<<<<

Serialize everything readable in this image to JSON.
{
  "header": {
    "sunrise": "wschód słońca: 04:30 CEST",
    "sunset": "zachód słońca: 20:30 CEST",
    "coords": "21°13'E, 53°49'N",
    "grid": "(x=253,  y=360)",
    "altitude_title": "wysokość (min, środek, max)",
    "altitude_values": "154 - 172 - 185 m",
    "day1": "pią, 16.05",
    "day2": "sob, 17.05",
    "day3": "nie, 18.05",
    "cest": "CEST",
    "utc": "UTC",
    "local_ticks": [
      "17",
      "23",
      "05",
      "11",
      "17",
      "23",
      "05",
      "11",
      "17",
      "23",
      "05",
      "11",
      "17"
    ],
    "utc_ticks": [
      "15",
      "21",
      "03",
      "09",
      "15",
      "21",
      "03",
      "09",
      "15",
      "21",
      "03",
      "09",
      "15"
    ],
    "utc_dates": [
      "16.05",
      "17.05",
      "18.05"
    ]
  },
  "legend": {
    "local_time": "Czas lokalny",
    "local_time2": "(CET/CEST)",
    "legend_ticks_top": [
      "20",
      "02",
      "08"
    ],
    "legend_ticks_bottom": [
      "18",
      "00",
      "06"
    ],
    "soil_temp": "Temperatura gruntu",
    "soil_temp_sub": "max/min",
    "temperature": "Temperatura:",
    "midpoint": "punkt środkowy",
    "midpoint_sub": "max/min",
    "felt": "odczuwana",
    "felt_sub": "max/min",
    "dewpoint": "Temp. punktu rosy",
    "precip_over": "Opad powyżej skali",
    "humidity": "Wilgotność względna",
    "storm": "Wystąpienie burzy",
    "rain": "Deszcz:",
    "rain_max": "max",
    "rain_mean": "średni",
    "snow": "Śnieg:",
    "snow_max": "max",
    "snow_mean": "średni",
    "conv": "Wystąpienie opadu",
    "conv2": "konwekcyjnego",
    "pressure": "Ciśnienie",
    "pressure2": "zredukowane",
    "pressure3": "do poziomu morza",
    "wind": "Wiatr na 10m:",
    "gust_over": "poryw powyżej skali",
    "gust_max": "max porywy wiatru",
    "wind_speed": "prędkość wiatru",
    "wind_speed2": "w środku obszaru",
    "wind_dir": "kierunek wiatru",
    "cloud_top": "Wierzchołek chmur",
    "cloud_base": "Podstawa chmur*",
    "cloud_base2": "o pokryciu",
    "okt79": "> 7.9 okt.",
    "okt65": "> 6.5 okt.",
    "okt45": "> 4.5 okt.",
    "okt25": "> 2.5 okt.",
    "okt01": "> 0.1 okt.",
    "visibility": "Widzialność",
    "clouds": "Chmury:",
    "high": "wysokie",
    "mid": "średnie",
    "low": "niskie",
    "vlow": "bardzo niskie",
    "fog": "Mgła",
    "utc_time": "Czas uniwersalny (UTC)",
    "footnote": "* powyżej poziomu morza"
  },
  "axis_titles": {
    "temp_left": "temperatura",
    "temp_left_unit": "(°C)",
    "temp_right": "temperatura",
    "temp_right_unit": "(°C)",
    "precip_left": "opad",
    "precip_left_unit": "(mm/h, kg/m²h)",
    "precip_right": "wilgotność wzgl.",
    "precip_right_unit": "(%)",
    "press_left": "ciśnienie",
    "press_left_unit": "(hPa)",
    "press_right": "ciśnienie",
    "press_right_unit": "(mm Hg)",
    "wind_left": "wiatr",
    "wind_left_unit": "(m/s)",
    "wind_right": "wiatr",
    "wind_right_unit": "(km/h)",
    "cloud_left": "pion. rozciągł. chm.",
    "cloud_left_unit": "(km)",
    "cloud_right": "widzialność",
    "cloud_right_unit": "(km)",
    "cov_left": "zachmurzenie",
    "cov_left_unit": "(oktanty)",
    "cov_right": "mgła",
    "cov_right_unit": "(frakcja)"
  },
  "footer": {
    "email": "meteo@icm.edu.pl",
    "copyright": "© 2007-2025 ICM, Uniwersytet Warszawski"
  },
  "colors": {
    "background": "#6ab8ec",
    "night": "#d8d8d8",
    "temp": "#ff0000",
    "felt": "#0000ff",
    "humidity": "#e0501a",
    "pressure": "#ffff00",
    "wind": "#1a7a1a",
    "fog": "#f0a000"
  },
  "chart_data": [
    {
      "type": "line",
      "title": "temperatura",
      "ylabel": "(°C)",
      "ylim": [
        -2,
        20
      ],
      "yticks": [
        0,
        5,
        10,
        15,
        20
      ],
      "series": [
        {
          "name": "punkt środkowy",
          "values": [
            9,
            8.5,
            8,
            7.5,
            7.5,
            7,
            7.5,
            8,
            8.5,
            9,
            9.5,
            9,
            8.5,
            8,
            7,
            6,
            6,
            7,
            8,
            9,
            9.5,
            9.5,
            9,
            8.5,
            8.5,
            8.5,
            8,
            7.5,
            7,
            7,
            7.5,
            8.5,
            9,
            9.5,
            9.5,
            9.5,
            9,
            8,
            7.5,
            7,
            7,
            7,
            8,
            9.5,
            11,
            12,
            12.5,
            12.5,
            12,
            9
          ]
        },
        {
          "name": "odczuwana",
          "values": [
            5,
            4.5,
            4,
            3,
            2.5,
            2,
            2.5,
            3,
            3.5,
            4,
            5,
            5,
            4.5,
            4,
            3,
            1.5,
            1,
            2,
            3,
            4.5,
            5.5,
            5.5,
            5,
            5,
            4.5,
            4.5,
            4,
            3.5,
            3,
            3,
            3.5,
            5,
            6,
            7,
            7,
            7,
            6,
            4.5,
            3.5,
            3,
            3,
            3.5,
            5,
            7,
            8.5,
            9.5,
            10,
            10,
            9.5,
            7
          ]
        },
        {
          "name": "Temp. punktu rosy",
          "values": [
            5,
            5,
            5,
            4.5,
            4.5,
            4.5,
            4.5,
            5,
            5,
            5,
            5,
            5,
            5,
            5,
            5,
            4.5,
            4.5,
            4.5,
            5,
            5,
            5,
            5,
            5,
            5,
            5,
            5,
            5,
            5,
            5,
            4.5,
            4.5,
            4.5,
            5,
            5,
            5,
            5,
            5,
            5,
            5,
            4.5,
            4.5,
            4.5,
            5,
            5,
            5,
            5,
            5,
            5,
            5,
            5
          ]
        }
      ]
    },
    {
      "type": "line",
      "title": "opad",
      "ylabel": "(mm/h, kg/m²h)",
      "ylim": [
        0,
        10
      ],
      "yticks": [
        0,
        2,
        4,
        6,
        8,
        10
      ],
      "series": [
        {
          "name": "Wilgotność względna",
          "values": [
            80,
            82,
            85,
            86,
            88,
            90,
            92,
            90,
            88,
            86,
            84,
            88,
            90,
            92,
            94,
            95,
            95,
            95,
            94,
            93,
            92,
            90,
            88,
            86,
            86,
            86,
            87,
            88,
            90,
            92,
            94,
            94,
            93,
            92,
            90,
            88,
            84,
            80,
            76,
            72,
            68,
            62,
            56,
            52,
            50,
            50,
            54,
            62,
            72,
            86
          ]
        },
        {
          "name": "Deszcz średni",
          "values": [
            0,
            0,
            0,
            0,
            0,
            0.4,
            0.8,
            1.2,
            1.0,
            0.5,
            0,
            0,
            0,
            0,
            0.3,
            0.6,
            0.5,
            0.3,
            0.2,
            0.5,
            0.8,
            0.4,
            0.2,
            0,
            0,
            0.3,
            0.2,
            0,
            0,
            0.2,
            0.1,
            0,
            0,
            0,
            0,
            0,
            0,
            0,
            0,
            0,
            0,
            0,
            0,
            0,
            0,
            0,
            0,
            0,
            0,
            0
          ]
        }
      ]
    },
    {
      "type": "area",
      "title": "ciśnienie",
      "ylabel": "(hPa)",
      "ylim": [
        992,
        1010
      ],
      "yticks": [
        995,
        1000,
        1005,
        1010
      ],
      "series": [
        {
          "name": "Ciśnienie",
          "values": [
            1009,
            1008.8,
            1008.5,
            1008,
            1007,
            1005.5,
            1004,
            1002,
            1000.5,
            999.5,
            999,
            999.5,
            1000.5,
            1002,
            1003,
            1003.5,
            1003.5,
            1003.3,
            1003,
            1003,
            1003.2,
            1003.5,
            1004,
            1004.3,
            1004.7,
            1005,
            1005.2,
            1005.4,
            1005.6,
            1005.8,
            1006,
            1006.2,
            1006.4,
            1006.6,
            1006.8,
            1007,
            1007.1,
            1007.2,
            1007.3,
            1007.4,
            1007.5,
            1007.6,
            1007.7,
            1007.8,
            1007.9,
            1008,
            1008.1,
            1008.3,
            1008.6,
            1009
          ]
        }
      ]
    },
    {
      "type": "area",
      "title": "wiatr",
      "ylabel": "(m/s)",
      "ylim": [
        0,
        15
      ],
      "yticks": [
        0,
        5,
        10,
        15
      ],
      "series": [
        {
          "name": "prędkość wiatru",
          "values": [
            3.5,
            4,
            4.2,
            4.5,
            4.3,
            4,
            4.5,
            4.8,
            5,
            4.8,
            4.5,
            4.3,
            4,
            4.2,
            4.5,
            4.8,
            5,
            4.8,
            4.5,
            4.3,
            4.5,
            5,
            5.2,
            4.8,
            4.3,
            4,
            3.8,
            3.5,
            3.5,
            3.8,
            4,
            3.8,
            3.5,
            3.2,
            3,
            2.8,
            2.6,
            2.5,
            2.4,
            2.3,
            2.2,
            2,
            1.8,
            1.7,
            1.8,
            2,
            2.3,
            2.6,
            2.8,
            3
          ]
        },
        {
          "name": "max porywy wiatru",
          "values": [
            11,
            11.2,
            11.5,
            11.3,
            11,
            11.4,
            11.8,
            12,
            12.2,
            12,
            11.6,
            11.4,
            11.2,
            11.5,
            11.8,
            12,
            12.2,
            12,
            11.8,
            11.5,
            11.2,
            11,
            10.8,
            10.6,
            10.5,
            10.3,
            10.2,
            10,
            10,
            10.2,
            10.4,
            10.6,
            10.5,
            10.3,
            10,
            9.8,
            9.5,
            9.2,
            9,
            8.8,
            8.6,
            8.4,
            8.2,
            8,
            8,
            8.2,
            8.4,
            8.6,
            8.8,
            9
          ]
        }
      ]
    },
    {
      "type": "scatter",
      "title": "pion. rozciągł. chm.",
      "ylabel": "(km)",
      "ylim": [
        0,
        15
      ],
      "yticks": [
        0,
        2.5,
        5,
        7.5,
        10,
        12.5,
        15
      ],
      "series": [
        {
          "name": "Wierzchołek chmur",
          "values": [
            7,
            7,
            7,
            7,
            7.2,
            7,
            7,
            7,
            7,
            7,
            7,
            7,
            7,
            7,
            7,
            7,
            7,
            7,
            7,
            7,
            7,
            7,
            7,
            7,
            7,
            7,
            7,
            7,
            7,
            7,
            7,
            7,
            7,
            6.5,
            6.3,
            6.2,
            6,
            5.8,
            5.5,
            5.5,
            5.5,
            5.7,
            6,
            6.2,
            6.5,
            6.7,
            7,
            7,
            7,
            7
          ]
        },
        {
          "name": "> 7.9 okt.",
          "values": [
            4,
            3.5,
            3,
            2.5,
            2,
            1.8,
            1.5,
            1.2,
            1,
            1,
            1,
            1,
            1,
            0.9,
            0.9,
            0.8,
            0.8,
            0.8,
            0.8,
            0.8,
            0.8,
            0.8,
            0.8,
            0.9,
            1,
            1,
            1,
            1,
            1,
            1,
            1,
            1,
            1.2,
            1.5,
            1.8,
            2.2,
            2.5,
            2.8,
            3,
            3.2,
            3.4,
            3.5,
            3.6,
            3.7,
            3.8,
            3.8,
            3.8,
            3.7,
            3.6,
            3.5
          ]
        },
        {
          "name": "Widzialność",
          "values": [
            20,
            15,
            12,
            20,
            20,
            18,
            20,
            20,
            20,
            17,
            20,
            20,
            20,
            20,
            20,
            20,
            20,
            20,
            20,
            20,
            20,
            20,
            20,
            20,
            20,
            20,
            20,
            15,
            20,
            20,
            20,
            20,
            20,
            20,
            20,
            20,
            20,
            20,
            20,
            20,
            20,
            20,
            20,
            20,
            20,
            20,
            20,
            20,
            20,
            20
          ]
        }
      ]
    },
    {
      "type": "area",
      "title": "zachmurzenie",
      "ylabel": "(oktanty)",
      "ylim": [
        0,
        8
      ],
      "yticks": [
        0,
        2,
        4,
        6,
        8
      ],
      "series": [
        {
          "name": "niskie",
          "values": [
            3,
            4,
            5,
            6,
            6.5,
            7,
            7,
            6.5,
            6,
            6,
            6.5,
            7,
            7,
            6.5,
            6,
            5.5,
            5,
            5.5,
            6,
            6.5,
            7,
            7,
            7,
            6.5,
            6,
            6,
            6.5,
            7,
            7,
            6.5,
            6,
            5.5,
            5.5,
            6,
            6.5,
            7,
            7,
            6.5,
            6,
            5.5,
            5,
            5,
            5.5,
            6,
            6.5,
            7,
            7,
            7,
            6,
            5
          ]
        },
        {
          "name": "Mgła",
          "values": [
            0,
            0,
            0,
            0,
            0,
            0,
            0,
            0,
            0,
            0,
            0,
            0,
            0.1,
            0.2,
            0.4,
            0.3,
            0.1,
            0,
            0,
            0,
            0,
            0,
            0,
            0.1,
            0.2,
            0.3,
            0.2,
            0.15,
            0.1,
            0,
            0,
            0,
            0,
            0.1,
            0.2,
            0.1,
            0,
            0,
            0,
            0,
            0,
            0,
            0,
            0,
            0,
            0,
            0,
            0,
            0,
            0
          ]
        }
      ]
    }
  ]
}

>>>>

GIVEN INSTRUCTION =>
Of the lines above, how many contain the string "ylabel"? Only the number is required.

ANSWER BELOW =>
6